**Texte:**
----------------

L'évaluation sur la base des multiples implicites au cours de bourse de sociétés comparables ne peut non plus être négligée, même si chaque société présente ses caractéristiques propres, tant financières que juridiques (concession ou propriété de l'aéroport, régime de caisse unique ou de double caisse), dont les conséquences réelles sont difficiles à quantifier. La référence aux aéroports de Zurich, Vienne et Venise (société SAVE), suggérés comme les plus proches comparables par la banque-conseil, paraît adaptée. La commission a estimé qu'il y avait lieu de retenir ces trois références en y ajoutant une prime valorisant pleinement l'attribution du contrôle opérationnel de la société à l'acquéreur. L'Agence des participations de l'Etat a indiqué partager ce point de vue.
La commission a également étudié les transactions récentes intervenues sur des aéroports, parmi lesquelles la cession d'ANA au Portugal ou les transactions sur plusieurs aéroports britanniques. Ces opérations font apparaître des bornes hautes de valorisation dont il doit être tenu compte mais qui résultent en partie, au-delà de la valeur de la société, de la tension concurrentielle très forte constatée lors de ces cessions.
VII. - Prenant en compte l'ensemble de ces éléments, la commission estime qu'une valeur d'entreprise faisant apparaître un multiple implicite d'EBITDA compris entre 12 et 13 est cohérente avec les données fournies par la méthode de l'actualisation des flux et par celle des comparables boursiers. Il convient d'en déduire la dette nette. Ainsi, la commission est d'avis que la valeur de la société Aéroport Toulouse-Blagnac ne saurait être inférieure à 400 millions d'euros.

----------------

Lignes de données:
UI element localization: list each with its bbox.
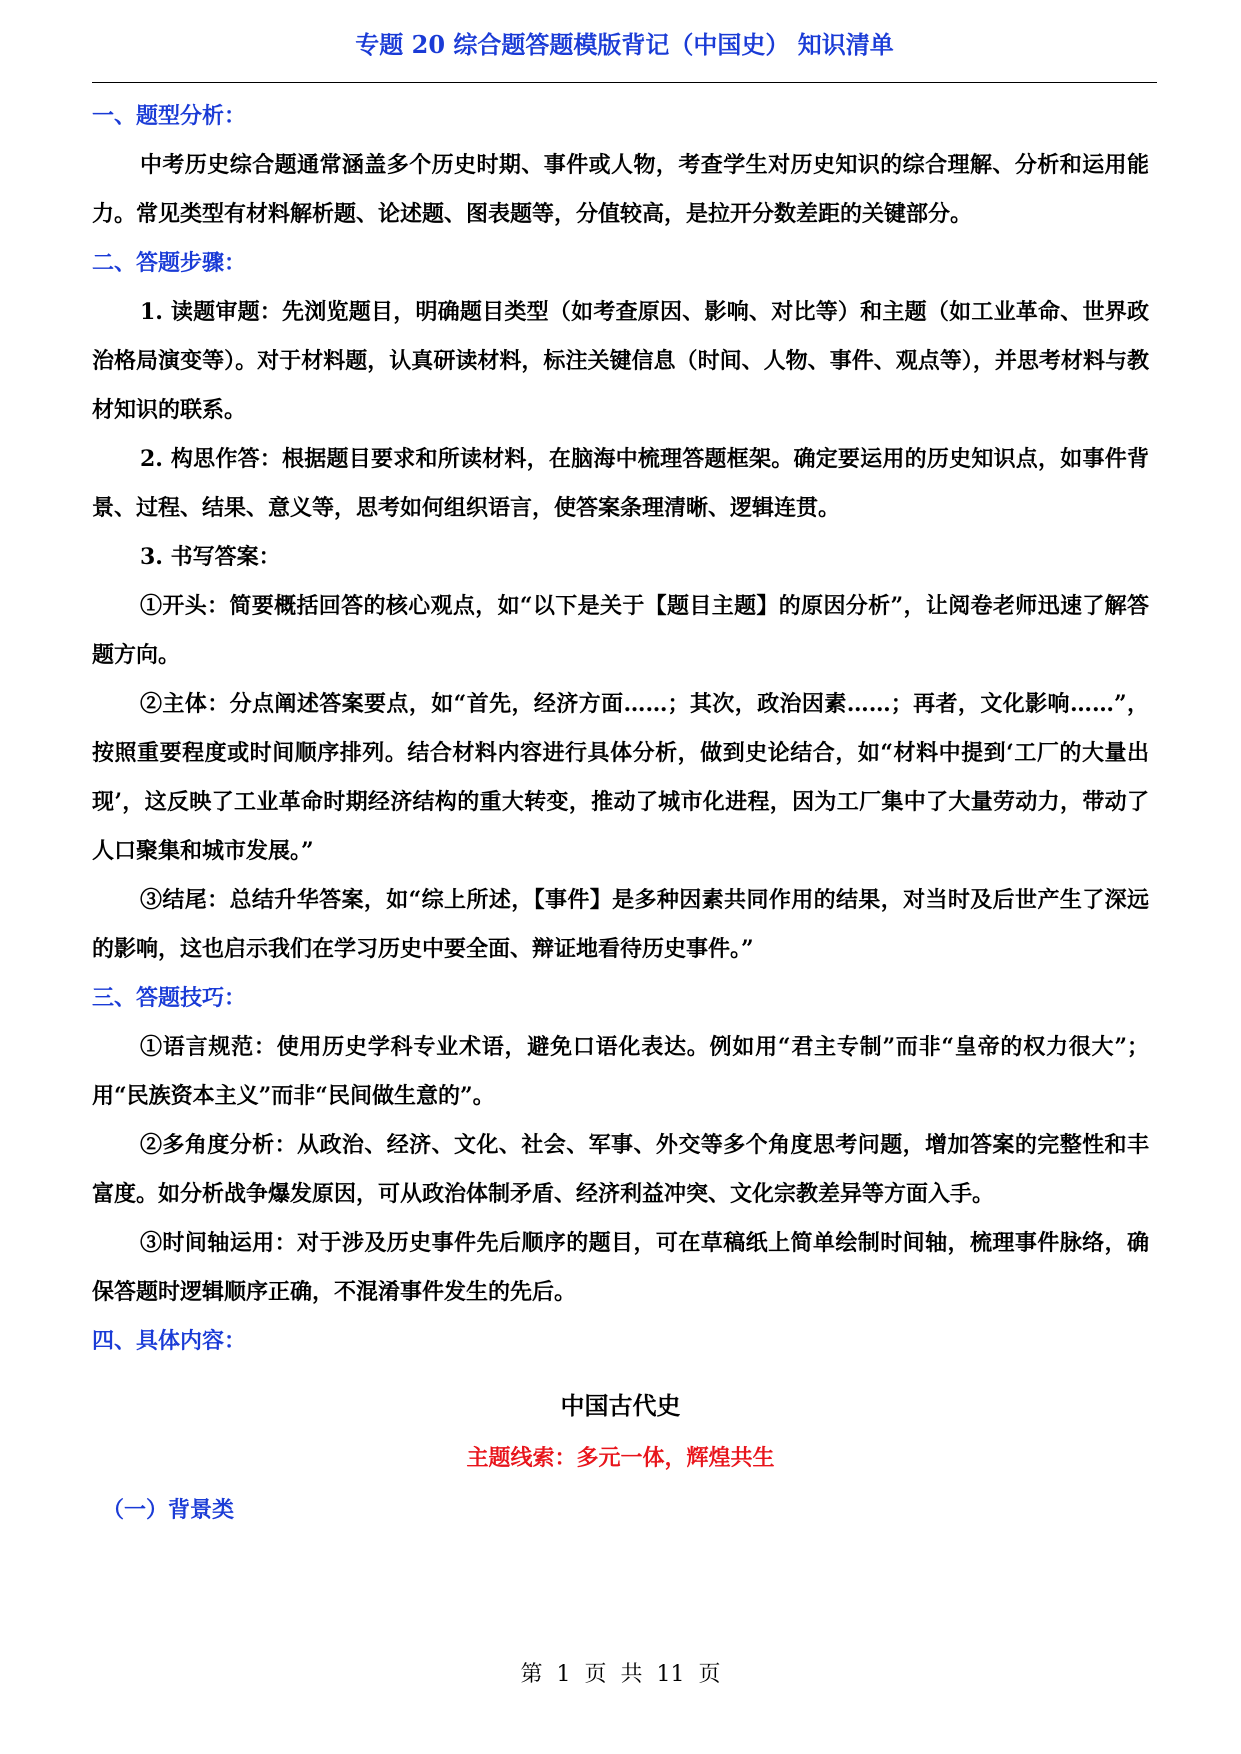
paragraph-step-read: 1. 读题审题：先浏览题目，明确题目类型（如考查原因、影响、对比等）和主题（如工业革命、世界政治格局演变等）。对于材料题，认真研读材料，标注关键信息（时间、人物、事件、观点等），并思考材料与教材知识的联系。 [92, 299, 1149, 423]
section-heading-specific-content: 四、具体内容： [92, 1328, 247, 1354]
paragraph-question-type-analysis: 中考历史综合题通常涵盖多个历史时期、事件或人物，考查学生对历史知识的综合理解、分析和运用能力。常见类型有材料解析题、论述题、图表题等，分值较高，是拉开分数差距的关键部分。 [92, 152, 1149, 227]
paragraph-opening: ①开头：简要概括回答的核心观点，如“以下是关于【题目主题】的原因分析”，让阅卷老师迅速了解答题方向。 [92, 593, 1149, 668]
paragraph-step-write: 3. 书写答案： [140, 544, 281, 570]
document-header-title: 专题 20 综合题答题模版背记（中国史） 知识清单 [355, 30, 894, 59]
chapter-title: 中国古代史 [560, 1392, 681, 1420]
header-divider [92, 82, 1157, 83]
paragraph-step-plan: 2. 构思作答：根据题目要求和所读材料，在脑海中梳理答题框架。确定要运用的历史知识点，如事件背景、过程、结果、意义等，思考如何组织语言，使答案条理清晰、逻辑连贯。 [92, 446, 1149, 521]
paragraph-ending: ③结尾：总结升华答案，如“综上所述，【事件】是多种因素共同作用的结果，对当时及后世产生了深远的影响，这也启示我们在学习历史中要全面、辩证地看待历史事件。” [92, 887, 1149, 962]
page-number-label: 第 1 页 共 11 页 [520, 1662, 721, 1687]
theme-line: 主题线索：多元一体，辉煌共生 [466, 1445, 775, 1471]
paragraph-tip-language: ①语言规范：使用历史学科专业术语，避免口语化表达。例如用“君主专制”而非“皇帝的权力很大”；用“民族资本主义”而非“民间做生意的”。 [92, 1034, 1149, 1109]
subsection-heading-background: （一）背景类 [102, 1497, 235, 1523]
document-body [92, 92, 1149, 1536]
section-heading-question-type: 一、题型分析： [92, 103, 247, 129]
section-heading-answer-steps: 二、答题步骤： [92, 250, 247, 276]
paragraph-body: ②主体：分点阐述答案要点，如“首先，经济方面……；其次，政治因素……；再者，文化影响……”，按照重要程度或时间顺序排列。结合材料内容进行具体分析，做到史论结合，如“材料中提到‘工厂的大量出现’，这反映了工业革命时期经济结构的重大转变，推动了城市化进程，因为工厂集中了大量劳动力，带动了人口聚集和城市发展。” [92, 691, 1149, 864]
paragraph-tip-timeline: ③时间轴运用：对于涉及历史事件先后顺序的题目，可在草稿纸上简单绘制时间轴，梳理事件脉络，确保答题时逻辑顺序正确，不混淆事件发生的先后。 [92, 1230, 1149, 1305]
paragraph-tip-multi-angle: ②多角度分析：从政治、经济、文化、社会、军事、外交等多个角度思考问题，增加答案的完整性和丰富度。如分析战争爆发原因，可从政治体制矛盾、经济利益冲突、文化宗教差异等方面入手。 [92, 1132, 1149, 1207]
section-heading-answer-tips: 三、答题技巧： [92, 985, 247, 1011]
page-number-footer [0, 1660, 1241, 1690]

----------------

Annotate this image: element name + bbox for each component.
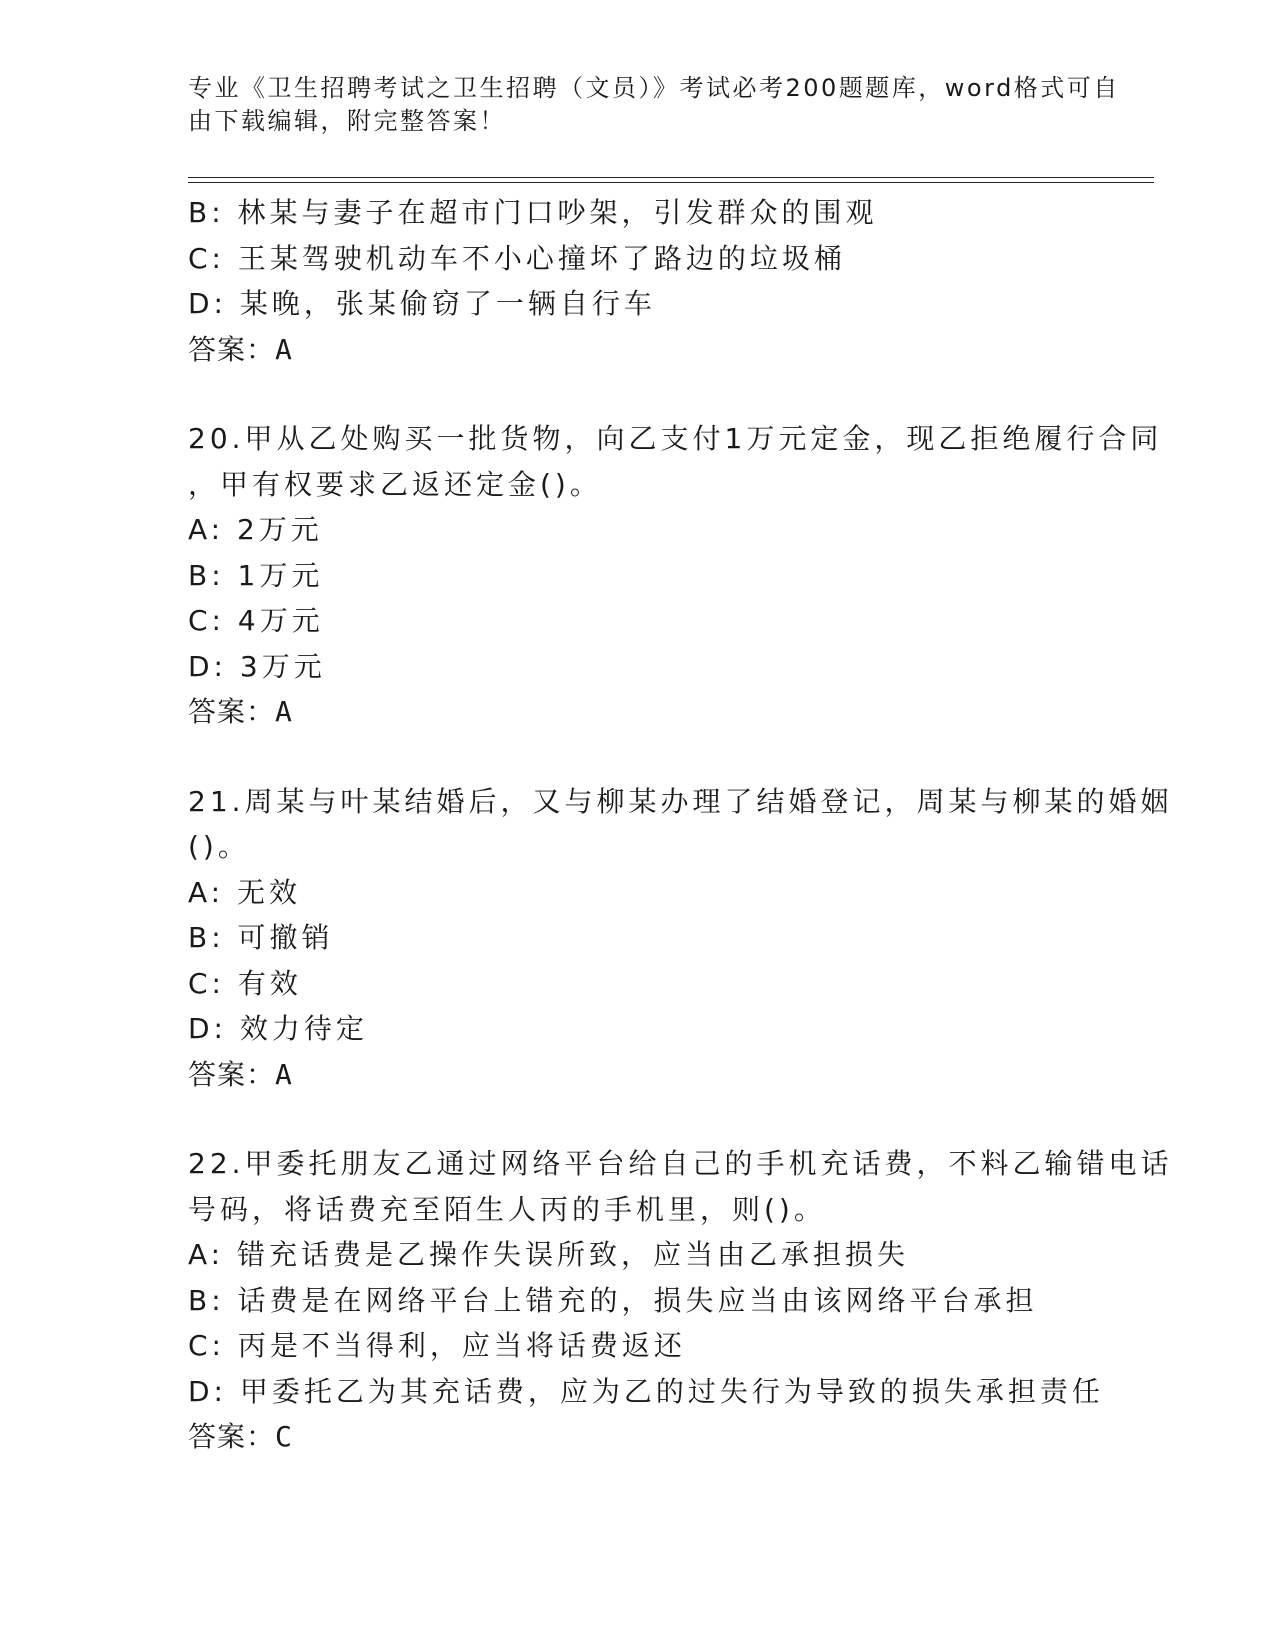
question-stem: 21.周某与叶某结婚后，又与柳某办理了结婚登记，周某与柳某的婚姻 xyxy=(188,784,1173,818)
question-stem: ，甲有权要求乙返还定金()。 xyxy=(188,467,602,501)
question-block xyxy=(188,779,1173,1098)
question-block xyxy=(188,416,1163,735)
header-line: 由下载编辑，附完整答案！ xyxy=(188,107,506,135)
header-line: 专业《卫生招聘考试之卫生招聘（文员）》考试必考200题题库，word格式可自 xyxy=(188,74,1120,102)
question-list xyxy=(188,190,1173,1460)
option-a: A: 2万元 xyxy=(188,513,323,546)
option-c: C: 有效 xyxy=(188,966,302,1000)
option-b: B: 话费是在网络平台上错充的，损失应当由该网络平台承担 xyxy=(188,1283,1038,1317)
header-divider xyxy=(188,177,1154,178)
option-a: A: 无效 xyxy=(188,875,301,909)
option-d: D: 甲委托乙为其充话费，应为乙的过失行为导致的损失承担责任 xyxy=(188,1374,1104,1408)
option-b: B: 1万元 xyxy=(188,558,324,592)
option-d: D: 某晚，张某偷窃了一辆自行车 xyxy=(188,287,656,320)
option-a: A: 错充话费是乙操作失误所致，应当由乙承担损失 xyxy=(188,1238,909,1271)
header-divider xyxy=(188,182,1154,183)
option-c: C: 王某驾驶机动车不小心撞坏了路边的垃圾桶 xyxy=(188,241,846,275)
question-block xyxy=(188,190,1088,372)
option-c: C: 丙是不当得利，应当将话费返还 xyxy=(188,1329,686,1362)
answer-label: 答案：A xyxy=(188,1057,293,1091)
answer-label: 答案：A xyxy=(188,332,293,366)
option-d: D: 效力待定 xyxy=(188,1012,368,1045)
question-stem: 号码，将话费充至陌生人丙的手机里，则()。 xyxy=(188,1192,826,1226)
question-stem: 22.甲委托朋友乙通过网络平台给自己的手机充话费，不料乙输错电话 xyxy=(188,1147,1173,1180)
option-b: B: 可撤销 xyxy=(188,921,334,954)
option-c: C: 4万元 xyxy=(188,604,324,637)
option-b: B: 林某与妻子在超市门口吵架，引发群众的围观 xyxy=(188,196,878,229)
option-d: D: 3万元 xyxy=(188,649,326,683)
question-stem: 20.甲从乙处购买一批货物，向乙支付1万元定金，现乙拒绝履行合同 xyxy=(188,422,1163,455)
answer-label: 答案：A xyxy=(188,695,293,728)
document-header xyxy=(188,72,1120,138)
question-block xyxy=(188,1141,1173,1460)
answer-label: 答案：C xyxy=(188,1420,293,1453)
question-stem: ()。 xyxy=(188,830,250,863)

----------------

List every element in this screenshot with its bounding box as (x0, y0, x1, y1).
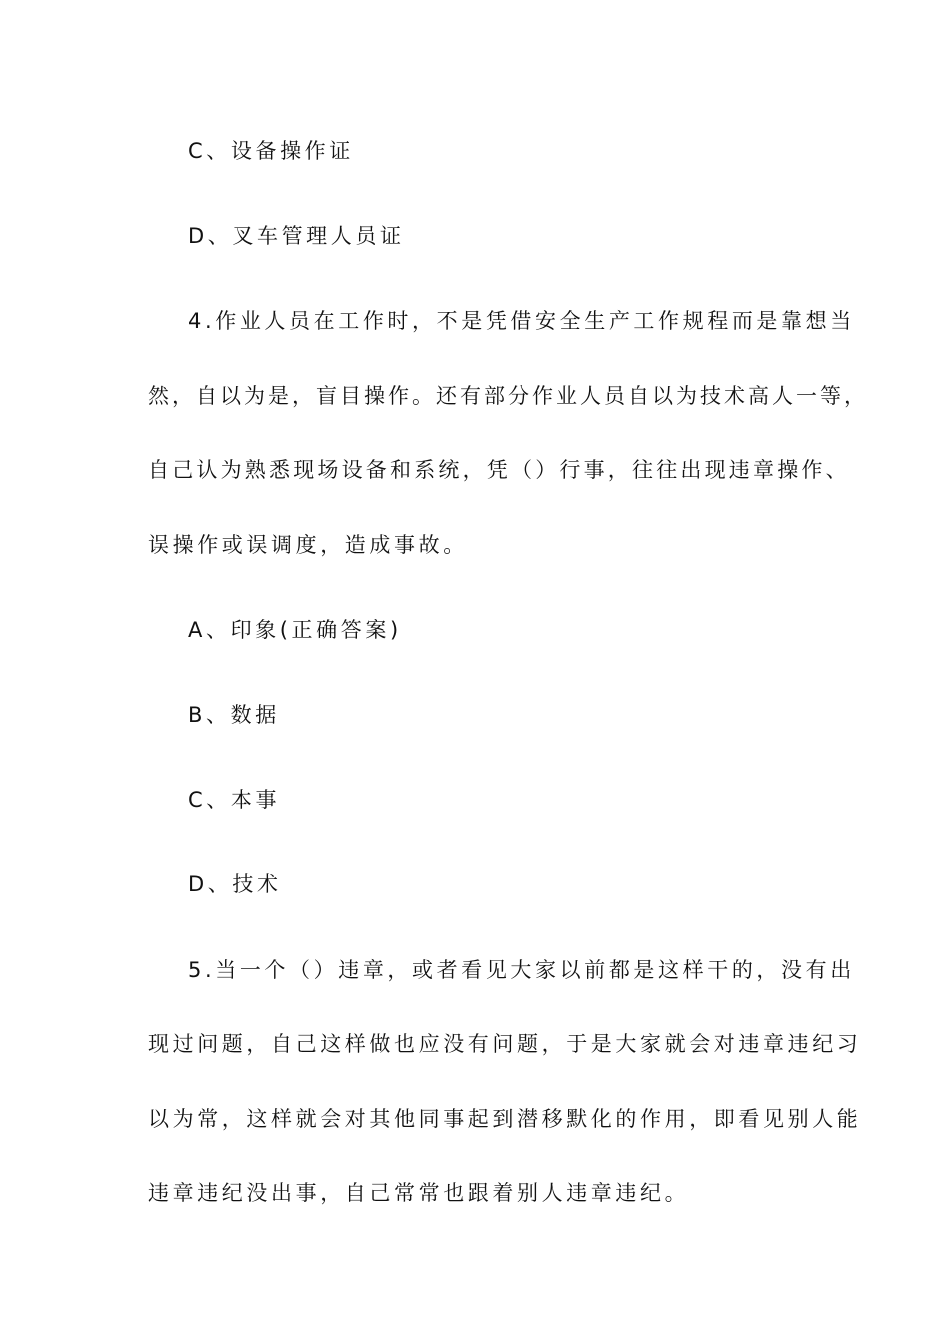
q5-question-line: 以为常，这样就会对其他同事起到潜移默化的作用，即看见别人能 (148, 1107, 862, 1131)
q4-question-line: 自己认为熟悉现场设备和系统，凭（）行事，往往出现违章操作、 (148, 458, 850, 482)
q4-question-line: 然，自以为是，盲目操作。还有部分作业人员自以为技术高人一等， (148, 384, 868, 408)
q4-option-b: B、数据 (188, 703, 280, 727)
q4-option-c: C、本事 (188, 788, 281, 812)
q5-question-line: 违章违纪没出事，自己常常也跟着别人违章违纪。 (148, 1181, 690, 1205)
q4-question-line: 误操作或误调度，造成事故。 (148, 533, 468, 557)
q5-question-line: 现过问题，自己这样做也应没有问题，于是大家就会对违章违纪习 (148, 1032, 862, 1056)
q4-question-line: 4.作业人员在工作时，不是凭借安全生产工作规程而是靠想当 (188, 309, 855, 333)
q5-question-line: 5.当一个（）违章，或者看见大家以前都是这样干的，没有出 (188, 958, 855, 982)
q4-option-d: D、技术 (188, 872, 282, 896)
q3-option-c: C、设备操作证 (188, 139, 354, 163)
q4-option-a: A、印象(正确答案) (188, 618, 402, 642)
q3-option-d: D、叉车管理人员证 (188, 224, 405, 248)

----------------

**Consignes:**
a. D'après le texte sur la valorisation de l'aéroport Toulouse-Blagnac, quelle valeur minimale la commission retient-elle pour la société ?
b. Recopiez, dans le texte sur la valorisation de l'aéroport Toulouse-Blagnac, tout ce qui va de « VII. - Prenant » jusqu'à « 400 millions d'euros. ».
Les items proviennent d'une autre source.

**Réponses attendues:**
a. La valeur de la société ne saurait être inférieure à 400 millions d'euros.

b.
VII. - Prenant en compte l'ensemble de ces éléments, la commission estime qu'une valeur d'entreprise faisant apparaître un multiple implicite d'EBITDA compris entre 12 et 13 est cohérente avec les données fournies par la méthode de l'actualisation des flux et par celle des comparables boursiers. Il convient d'en déduire la dette nette. Ainsi, la commission est d'avis que la valeur de la société Aéroport Toulouse-Blagnac ne saurait être inférieure à 400 millions d'euros.